_Part of a data file_
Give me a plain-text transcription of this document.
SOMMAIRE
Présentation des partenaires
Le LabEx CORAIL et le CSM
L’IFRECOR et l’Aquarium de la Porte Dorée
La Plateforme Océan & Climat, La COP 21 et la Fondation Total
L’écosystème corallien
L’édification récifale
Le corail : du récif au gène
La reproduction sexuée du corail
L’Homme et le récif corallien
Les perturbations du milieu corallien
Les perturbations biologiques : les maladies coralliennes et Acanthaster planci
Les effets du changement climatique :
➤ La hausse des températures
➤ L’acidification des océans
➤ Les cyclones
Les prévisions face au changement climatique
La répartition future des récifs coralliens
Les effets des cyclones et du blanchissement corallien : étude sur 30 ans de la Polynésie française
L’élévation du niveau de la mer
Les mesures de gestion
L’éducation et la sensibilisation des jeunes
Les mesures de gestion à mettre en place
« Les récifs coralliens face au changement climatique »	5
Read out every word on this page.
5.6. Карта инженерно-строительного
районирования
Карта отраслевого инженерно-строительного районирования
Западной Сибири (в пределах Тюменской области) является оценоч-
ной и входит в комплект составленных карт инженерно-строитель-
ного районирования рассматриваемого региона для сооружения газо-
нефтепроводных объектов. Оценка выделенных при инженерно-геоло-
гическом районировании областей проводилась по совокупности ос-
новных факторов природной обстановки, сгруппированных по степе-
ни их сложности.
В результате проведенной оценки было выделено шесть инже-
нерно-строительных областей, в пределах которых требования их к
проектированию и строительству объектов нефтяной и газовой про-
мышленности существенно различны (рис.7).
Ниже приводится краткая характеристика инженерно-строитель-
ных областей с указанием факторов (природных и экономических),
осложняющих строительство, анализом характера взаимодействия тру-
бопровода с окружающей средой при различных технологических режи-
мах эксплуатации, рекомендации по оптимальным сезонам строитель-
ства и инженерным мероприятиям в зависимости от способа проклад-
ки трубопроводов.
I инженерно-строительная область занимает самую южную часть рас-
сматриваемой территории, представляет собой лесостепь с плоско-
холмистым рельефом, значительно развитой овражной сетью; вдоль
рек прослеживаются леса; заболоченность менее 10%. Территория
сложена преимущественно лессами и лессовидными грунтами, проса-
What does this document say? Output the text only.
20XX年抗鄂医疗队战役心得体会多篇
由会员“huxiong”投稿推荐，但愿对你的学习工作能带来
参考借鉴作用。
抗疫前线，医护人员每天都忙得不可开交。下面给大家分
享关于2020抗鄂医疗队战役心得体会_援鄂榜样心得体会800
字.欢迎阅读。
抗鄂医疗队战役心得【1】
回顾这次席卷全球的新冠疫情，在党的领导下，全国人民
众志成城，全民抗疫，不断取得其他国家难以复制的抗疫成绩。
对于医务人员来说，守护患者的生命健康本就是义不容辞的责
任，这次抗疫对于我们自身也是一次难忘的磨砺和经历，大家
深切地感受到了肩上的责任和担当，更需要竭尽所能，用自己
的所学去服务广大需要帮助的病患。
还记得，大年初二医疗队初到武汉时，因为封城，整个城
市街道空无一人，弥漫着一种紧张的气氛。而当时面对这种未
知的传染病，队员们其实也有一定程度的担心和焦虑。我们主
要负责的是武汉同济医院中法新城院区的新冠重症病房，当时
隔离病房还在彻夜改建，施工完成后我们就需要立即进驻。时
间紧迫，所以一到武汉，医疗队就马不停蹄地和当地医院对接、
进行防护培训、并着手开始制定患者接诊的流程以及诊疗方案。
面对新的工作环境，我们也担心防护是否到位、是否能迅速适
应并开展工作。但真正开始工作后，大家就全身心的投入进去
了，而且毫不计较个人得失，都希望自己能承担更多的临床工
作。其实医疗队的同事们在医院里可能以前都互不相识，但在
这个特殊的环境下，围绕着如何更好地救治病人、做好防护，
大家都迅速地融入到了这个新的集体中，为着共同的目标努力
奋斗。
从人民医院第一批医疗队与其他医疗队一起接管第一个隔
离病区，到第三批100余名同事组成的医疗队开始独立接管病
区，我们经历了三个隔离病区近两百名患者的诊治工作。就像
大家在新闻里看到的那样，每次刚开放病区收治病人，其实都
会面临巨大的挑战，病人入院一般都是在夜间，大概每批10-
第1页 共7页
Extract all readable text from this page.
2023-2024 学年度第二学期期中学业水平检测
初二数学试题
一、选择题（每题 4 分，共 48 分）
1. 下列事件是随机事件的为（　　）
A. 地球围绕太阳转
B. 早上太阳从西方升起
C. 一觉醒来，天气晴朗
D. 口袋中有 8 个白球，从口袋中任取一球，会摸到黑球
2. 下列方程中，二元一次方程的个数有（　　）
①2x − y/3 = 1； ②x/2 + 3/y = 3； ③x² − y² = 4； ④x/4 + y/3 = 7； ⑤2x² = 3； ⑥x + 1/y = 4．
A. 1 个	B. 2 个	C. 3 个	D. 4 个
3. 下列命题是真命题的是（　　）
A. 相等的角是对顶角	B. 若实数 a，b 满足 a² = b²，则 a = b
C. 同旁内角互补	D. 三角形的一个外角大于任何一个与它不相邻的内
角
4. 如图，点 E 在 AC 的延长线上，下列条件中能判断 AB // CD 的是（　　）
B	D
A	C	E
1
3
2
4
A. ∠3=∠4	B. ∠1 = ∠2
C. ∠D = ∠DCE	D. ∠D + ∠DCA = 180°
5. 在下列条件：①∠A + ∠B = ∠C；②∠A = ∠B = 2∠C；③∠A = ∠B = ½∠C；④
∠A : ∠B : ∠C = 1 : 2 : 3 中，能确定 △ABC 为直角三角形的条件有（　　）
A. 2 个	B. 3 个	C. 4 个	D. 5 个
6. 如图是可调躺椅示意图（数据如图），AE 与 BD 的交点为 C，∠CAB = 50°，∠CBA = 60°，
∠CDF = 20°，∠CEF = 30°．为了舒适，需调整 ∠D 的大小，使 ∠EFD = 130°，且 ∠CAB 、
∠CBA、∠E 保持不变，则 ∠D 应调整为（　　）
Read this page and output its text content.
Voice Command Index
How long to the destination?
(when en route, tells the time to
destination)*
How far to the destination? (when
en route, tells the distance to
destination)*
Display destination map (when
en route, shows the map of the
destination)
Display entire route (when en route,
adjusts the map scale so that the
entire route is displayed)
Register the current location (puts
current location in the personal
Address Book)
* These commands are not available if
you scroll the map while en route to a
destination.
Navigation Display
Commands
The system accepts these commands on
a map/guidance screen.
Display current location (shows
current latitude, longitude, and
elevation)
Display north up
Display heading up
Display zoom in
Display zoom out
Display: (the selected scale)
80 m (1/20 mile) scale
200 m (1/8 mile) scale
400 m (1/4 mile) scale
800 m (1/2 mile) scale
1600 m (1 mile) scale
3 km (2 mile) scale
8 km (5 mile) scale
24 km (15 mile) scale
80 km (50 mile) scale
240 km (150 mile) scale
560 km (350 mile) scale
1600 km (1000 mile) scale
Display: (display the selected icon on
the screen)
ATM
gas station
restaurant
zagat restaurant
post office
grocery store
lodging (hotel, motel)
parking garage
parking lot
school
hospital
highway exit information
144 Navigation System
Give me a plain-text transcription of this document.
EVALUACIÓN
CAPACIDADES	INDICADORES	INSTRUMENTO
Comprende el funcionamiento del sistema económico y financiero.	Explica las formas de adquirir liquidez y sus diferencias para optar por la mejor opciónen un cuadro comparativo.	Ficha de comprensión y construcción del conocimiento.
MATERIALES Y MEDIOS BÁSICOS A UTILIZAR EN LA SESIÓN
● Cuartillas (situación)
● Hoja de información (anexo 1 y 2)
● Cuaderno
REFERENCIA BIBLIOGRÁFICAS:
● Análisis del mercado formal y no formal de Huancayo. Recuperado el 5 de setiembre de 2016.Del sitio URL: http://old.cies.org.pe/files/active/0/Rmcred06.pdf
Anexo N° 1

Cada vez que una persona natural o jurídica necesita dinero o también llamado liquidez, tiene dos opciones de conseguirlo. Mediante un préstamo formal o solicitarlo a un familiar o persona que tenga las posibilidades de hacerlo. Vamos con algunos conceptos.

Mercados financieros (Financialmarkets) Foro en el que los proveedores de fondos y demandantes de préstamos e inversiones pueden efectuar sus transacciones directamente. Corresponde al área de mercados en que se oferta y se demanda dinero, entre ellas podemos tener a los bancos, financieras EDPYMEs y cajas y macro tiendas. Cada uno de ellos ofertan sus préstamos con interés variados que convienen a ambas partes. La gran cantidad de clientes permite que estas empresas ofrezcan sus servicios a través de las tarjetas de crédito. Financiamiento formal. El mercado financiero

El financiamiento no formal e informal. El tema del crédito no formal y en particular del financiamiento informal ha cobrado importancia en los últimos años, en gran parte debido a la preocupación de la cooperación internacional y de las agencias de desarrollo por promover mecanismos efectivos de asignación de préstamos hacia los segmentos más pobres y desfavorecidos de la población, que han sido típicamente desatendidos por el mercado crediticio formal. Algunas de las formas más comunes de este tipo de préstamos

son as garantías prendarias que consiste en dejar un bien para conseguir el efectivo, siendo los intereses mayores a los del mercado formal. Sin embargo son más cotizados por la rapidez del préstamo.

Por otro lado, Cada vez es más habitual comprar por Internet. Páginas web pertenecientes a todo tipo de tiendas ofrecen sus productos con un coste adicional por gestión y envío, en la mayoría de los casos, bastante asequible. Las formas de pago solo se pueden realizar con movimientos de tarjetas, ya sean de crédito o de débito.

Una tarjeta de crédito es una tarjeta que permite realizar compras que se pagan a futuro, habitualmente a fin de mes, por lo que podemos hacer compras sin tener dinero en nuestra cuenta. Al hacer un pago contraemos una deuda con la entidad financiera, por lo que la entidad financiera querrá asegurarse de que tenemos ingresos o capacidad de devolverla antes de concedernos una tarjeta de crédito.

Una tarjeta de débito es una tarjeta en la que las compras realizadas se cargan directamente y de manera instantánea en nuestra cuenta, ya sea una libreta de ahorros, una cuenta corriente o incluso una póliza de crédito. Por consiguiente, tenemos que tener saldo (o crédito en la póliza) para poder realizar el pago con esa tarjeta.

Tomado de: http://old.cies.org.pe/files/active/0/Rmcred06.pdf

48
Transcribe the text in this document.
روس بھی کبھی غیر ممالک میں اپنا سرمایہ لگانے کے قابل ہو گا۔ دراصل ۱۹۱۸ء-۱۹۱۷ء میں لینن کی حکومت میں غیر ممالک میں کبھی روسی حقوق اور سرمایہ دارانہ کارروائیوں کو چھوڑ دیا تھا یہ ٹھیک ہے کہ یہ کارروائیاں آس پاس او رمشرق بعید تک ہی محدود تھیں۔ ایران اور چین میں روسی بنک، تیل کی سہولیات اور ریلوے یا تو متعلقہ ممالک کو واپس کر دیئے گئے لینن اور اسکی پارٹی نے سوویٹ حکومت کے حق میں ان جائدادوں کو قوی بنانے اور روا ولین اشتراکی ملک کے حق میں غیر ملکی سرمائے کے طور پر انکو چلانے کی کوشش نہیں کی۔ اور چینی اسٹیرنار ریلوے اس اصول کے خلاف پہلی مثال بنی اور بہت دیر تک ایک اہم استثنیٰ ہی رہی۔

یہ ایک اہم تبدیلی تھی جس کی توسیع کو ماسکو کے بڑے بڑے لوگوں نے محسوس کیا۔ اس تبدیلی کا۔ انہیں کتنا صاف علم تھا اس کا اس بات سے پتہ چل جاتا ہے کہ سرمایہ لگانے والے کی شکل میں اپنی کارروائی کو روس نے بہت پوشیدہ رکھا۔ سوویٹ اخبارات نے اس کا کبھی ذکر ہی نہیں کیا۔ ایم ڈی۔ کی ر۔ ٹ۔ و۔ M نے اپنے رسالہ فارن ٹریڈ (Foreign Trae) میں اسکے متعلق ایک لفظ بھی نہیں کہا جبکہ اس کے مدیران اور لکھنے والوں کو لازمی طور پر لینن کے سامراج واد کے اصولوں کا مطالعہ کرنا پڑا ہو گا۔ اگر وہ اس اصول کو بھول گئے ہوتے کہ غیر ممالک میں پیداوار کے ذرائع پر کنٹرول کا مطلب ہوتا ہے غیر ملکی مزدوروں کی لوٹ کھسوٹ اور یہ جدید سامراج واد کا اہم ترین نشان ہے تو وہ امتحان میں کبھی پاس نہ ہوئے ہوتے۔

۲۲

_Instructions to follow_
Pick out lines containing the word "permite", each one as written.

_Response for this exercise_
Mercados financieros (Financialmarkets) Foro en el que los proveedores de fondos y demandantes de préstamos e inversiones pueden efectuar sus transacciones directamente. Corresponde al área de mercados en que se oferta y se demanda dinero, entre ellas podemos tener a los bancos, financieras EDPYMEs y cajas y macro tiendas. Cada uno de ellos ofertan sus préstamos con interés variados que convienen a ambas partes. La gran cantidad de clientes permite que estas empresas ofrezcan sus servicios a través de las tarjetas de crédito. Financiamiento formal. El mercado financiero
Una tarjeta de crédito es una tarjeta que permite realizar compras que se pagan a futuro, habitualmente a fin de mes, por lo que podemos hacer compras sin tener dinero en nuestra cuenta. Al hacer un pago contraemos una deuda con la entidad financiera, por lo que la entidad financiera querrá asegurarse de que tenemos ingresos o capacidad de devolverla antes de concedernos una tarjeta de crédito.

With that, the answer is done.